- Rows from a dataset -
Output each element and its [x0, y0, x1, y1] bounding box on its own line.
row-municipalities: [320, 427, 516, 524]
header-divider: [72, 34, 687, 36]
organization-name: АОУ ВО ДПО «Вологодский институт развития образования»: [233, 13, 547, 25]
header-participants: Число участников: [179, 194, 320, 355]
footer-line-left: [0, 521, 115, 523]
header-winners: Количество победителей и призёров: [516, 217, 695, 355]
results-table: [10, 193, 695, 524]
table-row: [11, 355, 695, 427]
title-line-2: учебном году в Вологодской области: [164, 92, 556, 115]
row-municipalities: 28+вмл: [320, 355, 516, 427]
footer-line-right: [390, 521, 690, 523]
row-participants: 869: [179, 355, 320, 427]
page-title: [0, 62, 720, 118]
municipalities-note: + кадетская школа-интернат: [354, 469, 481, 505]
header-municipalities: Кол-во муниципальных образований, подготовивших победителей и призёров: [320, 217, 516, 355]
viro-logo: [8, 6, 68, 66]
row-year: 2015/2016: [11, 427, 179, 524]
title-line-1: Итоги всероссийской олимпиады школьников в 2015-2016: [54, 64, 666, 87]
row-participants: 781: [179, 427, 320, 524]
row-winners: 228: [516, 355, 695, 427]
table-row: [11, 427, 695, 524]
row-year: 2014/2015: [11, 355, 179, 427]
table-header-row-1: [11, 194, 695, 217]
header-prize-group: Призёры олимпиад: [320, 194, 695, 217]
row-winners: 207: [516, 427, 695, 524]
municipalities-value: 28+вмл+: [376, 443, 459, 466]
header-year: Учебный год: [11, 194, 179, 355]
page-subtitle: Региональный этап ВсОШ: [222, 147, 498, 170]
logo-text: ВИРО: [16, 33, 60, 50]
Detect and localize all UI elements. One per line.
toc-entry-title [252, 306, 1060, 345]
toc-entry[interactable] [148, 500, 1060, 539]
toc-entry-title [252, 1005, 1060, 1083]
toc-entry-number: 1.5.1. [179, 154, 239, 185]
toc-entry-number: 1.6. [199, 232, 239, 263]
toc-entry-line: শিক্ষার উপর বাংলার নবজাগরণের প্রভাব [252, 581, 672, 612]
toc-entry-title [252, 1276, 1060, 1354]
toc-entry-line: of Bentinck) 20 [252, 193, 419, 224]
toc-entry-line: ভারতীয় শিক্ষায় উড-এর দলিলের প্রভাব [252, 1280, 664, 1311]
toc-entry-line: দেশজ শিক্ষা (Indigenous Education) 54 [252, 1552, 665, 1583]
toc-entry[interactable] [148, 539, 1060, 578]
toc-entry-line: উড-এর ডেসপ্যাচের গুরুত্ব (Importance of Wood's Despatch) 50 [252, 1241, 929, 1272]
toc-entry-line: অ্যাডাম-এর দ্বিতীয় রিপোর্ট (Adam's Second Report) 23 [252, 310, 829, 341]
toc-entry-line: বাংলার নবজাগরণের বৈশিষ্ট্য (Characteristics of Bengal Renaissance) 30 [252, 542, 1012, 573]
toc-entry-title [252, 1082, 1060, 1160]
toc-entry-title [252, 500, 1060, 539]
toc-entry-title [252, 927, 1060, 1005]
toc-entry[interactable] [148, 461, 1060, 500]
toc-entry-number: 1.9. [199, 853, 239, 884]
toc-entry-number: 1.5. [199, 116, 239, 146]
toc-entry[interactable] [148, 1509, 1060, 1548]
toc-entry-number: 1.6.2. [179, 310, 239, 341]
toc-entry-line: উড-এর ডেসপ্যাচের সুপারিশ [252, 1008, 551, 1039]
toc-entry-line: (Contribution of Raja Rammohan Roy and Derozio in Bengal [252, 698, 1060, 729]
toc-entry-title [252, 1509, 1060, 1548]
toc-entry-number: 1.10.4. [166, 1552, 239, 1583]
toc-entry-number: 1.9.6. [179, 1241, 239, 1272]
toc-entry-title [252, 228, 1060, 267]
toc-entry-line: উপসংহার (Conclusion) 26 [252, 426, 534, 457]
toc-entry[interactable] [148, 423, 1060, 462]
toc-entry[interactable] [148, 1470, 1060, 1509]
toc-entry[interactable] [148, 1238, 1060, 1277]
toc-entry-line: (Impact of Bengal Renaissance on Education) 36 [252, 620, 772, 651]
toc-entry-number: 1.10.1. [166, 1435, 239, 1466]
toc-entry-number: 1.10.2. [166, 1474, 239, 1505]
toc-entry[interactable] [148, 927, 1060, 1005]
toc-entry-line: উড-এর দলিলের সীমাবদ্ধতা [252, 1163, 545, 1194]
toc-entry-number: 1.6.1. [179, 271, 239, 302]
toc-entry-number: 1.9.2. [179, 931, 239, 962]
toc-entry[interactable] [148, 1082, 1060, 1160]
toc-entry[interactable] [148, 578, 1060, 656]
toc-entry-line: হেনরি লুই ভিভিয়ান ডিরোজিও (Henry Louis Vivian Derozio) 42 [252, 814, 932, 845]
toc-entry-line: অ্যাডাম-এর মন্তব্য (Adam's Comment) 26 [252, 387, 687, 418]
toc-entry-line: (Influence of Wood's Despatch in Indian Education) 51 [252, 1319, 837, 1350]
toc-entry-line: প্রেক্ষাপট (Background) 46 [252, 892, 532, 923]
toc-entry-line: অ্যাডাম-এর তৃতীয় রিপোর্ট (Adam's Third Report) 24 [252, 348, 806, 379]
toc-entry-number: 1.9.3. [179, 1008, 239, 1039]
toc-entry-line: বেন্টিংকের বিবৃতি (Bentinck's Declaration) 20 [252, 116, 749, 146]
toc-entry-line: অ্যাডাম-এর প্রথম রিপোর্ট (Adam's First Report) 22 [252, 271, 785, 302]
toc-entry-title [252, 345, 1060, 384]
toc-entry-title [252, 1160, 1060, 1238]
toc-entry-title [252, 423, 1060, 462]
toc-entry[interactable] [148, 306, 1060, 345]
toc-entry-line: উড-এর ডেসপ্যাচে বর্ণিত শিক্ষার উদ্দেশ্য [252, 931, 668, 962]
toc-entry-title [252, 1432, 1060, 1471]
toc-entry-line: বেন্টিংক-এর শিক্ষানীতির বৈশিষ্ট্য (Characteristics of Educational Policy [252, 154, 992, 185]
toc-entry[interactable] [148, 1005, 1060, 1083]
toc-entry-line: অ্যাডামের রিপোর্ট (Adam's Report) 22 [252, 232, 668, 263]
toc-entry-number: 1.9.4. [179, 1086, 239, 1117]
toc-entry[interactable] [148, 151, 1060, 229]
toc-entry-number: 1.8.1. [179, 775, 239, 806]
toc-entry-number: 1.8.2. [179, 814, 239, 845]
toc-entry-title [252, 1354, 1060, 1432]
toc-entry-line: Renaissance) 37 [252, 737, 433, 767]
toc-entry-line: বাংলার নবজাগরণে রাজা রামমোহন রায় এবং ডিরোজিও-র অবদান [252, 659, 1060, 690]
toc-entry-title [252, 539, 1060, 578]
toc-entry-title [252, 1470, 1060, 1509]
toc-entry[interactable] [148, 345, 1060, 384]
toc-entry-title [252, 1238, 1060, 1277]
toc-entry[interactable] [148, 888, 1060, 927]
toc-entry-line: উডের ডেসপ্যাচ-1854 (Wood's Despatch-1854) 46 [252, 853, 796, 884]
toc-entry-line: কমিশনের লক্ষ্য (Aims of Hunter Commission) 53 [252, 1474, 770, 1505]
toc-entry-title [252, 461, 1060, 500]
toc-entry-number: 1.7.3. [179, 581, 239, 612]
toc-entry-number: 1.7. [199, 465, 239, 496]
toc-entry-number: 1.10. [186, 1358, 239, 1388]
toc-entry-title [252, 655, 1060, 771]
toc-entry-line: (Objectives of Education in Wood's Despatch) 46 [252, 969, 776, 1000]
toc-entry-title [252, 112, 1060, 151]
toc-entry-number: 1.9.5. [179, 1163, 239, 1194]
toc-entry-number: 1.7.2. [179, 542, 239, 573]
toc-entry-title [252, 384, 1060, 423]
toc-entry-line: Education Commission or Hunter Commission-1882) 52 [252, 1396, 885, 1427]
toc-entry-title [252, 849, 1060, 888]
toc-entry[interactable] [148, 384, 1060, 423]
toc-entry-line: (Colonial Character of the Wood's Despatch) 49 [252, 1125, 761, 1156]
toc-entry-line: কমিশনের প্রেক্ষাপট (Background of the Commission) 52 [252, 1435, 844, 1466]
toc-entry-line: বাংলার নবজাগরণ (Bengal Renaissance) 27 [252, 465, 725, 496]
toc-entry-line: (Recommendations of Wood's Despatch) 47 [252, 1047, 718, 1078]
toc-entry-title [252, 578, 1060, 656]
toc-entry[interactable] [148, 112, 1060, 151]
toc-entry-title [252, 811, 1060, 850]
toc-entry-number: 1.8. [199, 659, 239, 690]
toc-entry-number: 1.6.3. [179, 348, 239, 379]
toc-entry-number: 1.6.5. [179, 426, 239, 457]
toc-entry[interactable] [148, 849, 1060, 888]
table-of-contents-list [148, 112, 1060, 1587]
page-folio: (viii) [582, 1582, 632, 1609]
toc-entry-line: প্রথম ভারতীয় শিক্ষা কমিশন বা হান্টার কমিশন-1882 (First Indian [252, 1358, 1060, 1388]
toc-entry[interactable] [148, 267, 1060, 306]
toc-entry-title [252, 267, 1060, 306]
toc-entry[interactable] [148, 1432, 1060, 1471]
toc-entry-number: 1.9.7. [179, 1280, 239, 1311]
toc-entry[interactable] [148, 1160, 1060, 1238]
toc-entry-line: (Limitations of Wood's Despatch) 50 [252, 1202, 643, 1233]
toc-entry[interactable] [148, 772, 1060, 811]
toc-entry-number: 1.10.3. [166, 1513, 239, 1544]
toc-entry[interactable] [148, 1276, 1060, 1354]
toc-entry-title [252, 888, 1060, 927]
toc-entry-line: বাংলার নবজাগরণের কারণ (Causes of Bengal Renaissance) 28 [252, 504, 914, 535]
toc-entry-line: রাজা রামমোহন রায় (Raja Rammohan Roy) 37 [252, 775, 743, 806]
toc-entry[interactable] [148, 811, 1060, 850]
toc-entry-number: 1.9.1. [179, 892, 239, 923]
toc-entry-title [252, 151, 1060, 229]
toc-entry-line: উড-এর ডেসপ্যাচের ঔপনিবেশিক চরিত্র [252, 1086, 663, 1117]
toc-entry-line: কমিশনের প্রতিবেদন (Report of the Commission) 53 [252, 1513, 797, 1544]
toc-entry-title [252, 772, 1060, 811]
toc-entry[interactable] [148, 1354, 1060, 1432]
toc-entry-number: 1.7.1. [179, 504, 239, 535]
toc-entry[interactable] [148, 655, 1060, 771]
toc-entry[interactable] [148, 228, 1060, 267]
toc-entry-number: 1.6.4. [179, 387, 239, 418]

- DESCRIPTION OF THE TASK -
Find every line in the rows above that contains the string "First" and copy each of those lines. Match the case exactly.

- ANSWER -
toc-entry-line: অ্যাডাম-এর প্রথম রিপোর্ট (Adam's First Report) 22 [252, 271, 785, 302]
toc-entry-line: প্রথম ভারতীয় শিক্ষা কমিশন বা হান্টার কমিশন-1882 (First Indian [252, 1358, 1060, 1388]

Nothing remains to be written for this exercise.